**EXERCISE**.
Go through the material below and report how many lines contain "JSON". Give only the number.

---- DATASET CONTENT

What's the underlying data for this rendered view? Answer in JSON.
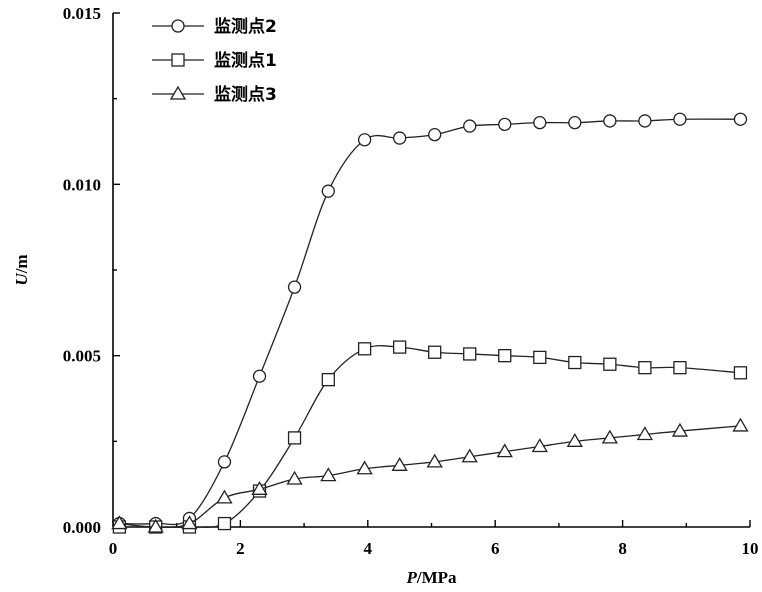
{
  "chart_data": {
    "type": "line",
    "xlabel": {
      "var": "P",
      "unit": "/MPa"
    },
    "ylabel": {
      "var": "U",
      "unit": "/m"
    },
    "xlim": [
      0,
      10
    ],
    "ylim": [
      0,
      0.015
    ],
    "xticks": [
      "0",
      "2",
      "4",
      "6",
      "8",
      "10"
    ],
    "yticks": [
      "0.000",
      "0.005",
      "0.010",
      "0.015"
    ],
    "grid": false,
    "legend_position": "top-left",
    "series": [
      {
        "name": "监测点2",
        "marker": "circle",
        "x": [
          0.1,
          0.67,
          1.2,
          1.75,
          2.3,
          2.85,
          3.38,
          3.95,
          4.5,
          5.05,
          5.6,
          6.15,
          6.7,
          7.25,
          7.8,
          8.35,
          8.9,
          9.85
        ],
        "y": [
          0.0001,
          0.0001,
          0.00025,
          0.0019,
          0.0044,
          0.007,
          0.0098,
          0.0113,
          0.01135,
          0.01145,
          0.0117,
          0.01175,
          0.0118,
          0.0118,
          0.01185,
          0.01185,
          0.0119,
          0.0119
        ]
      },
      {
        "name": "监测点1",
        "marker": "square",
        "x": [
          0.1,
          0.67,
          1.2,
          1.75,
          2.3,
          2.85,
          3.38,
          3.95,
          4.5,
          5.05,
          5.6,
          6.15,
          6.7,
          7.25,
          7.8,
          8.35,
          8.9,
          9.85
        ],
        "y": [
          0.0,
          0.0,
          0.0,
          0.0001,
          0.00105,
          0.0026,
          0.0043,
          0.0052,
          0.00525,
          0.0051,
          0.00505,
          0.005,
          0.00495,
          0.0048,
          0.00475,
          0.00465,
          0.00465,
          0.0045
        ]
      },
      {
        "name": "监测点3",
        "marker": "triangle",
        "x": [
          0.1,
          0.67,
          1.2,
          1.75,
          2.3,
          2.85,
          3.38,
          3.95,
          4.5,
          5.05,
          5.6,
          6.15,
          6.7,
          7.25,
          7.8,
          8.35,
          8.9,
          9.85
        ],
        "y": [
          0.0001,
          0.0,
          0.0001,
          0.00085,
          0.0011,
          0.0014,
          0.0015,
          0.0017,
          0.0018,
          0.0019,
          0.00205,
          0.0022,
          0.00235,
          0.0025,
          0.0026,
          0.0027,
          0.0028,
          0.00295
        ]
      }
    ]
  }
}
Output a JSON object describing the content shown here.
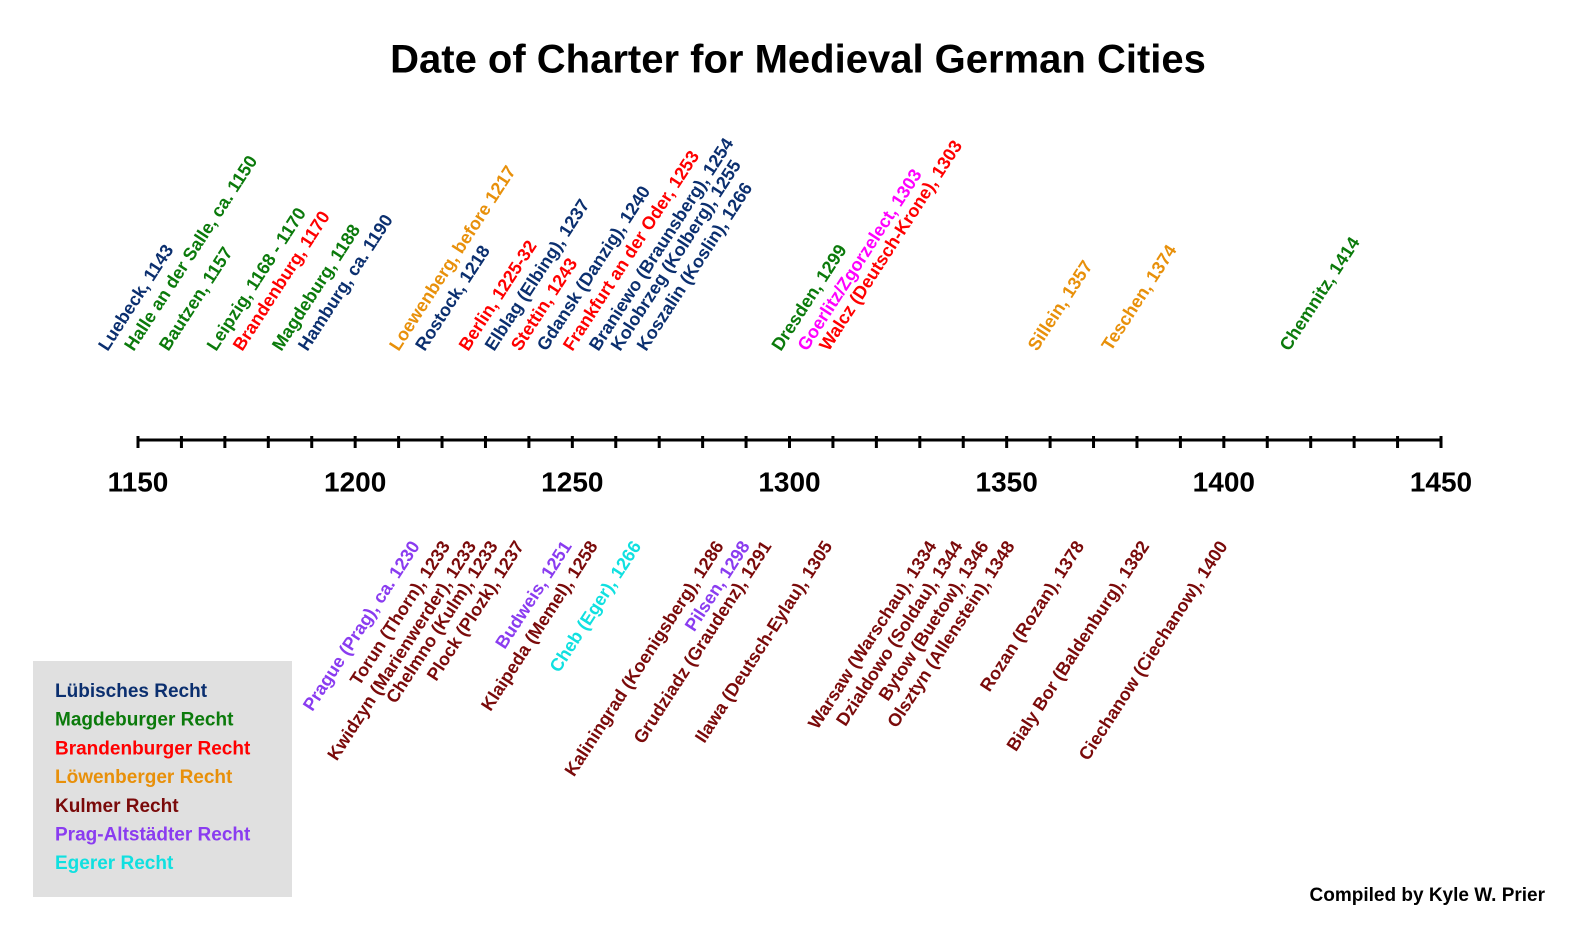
{
  "chart_data": {
    "type": "timeline",
    "title": "Date of Charter for Medieval German Cities",
    "footnote": "Compiled by Kyle W. Prier",
    "xlim": [
      1150,
      1450
    ],
    "xticks": [
      1150,
      1200,
      1250,
      1300,
      1350,
      1400,
      1450
    ],
    "minor_xticks": [
      1160,
      1170,
      1180,
      1190,
      1210,
      1220,
      1230,
      1240,
      1260,
      1270,
      1280,
      1290,
      1310,
      1320,
      1330,
      1340,
      1360,
      1370,
      1380,
      1390,
      1410,
      1420,
      1430,
      1440
    ],
    "legend": [
      {
        "name": "Lübisches Recht",
        "color": "#0b2f6f"
      },
      {
        "name": "Magdeburger Recht",
        "color": "#0b7a0b"
      },
      {
        "name": "Brandenburger Recht",
        "color": "#ff0000"
      },
      {
        "name": "Löwenberger Recht",
        "color": "#e8900a"
      },
      {
        "name": "Kulmer Recht",
        "color": "#7a0a0a"
      },
      {
        "name": "Prag-Altstädter Recht",
        "color": "#8a3cf0"
      },
      {
        "name": "Egerer Recht",
        "color": "#10e0e0"
      }
    ],
    "events": [
      {
        "label": "Luebeck, 1143",
        "x": 1143,
        "color": "#0b2f6f",
        "side": "above"
      },
      {
        "label": "Halle an der Salle, ca. 1150",
        "x": 1149,
        "color": "#0b7a0b",
        "side": "above"
      },
      {
        "label": "Bautzen, 1157",
        "x": 1157,
        "color": "#0b7a0b",
        "side": "above"
      },
      {
        "label": "Leipzig, 1168 - 1170",
        "x": 1168,
        "color": "#0b7a0b",
        "side": "above"
      },
      {
        "label": "Brandenburg, 1170",
        "x": 1174,
        "color": "#ff0000",
        "side": "above"
      },
      {
        "label": "Magdeburg, 1188",
        "x": 1183,
        "color": "#0b7a0b",
        "side": "above"
      },
      {
        "label": "Hamburg, ca. 1190",
        "x": 1189,
        "color": "#0b2f6f",
        "side": "above"
      },
      {
        "label": "Loewenberg, before 1217",
        "x": 1210,
        "color": "#e8900a",
        "side": "above"
      },
      {
        "label": "Rostock, 1218",
        "x": 1216,
        "color": "#0b2f6f",
        "side": "above"
      },
      {
        "label": "Berlin, 1225-32",
        "x": 1226,
        "color": "#ff0000",
        "side": "above"
      },
      {
        "label": "Elblag (Elbing), 1237",
        "x": 1232,
        "color": "#0b2f6f",
        "side": "above"
      },
      {
        "label": "Stettin, 1243",
        "x": 1238,
        "color": "#ff0000",
        "side": "above"
      },
      {
        "label": "Gdansk (Danzig), 1240",
        "x": 1244,
        "color": "#0b2f6f",
        "side": "above"
      },
      {
        "label": "Frankfurt an der Oder, 1253",
        "x": 1250,
        "color": "#ff0000",
        "side": "above"
      },
      {
        "label": "Braniewo (Braunsberg), 1254",
        "x": 1256,
        "color": "#0b2f6f",
        "side": "above"
      },
      {
        "label": "Kolobrzeg (Kolberg), 1255",
        "x": 1261,
        "color": "#0b2f6f",
        "side": "above"
      },
      {
        "label": "Koszalin (Koslin), 1266",
        "x": 1267,
        "color": "#0b2f6f",
        "side": "above"
      },
      {
        "label": "Dresden, 1299",
        "x": 1298,
        "color": "#0b7a0b",
        "side": "above"
      },
      {
        "label": "Goerlitz/Zgorzelect, 1303",
        "x": 1304,
        "color": "#ff00ff",
        "side": "above"
      },
      {
        "label": "Walcz (Deutsch-Krone), 1303",
        "x": 1309,
        "color": "#ff0000",
        "side": "above"
      },
      {
        "label": "Sillein, 1357",
        "x": 1357,
        "color": "#e8900a",
        "side": "above"
      },
      {
        "label": "Teschen, 1374",
        "x": 1374,
        "color": "#e8900a",
        "side": "above"
      },
      {
        "label": "Chemnitz, 1414",
        "x": 1415,
        "color": "#0b7a0b",
        "side": "above"
      },
      {
        "label": "Prague (Prag), ca. 1230",
        "x": 1215,
        "color": "#8a3cf0",
        "side": "below"
      },
      {
        "label": "Torun (Thorn), 1233",
        "x": 1222,
        "color": "#7a0a0a",
        "side": "below"
      },
      {
        "label": "Kwidzyn (Marienwerder), 1233",
        "x": 1228,
        "color": "#7a0a0a",
        "side": "below"
      },
      {
        "label": "Chelmno (Kulm), 1233",
        "x": 1233,
        "color": "#7a0a0a",
        "side": "below"
      },
      {
        "label": "Plock (Plozk), 1237",
        "x": 1239,
        "color": "#7a0a0a",
        "side": "below"
      },
      {
        "label": "Budweis, 1251",
        "x": 1250,
        "color": "#8a3cf0",
        "side": "below"
      },
      {
        "label": "Klaipeda (Memel), 1258",
        "x": 1256,
        "color": "#7a0a0a",
        "side": "below"
      },
      {
        "label": "Cheb (Eger), 1266",
        "x": 1266,
        "color": "#10e0e0",
        "side": "below"
      },
      {
        "label": "Kaliningrad (Koenigsberg), 1286",
        "x": 1285,
        "color": "#7a0a0a",
        "side": "below"
      },
      {
        "label": "Pilsen, 1298",
        "x": 1291,
        "color": "#8a3cf0",
        "side": "below"
      },
      {
        "label": "Grudziadz (Graudenz), 1291",
        "x": 1296,
        "color": "#7a0a0a",
        "side": "below"
      },
      {
        "label": "Ilawa (Deutsch-Eylau), 1305",
        "x": 1310,
        "color": "#7a0a0a",
        "side": "below"
      },
      {
        "label": "Warsaw (Warschau), 1334",
        "x": 1334,
        "color": "#7a0a0a",
        "side": "below"
      },
      {
        "label": "Dzialdowo (Soldau), 1344",
        "x": 1340,
        "color": "#7a0a0a",
        "side": "below"
      },
      {
        "label": "Bytow (Buetow), 1346",
        "x": 1346,
        "color": "#7a0a0a",
        "side": "below"
      },
      {
        "label": "Olsztyn (Allenstein), 1348",
        "x": 1352,
        "color": "#7a0a0a",
        "side": "below"
      },
      {
        "label": "Rozan (Rozan), 1378",
        "x": 1368,
        "color": "#7a0a0a",
        "side": "below"
      },
      {
        "label": "Bialy Bor (Baldenburg), 1382",
        "x": 1383,
        "color": "#7a0a0a",
        "side": "below"
      },
      {
        "label": "Ciechanow (Ciechanow), 1400",
        "x": 1401,
        "color": "#7a0a0a",
        "side": "below"
      }
    ]
  }
}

--------

**ANSWER TO THIS TASK**.
2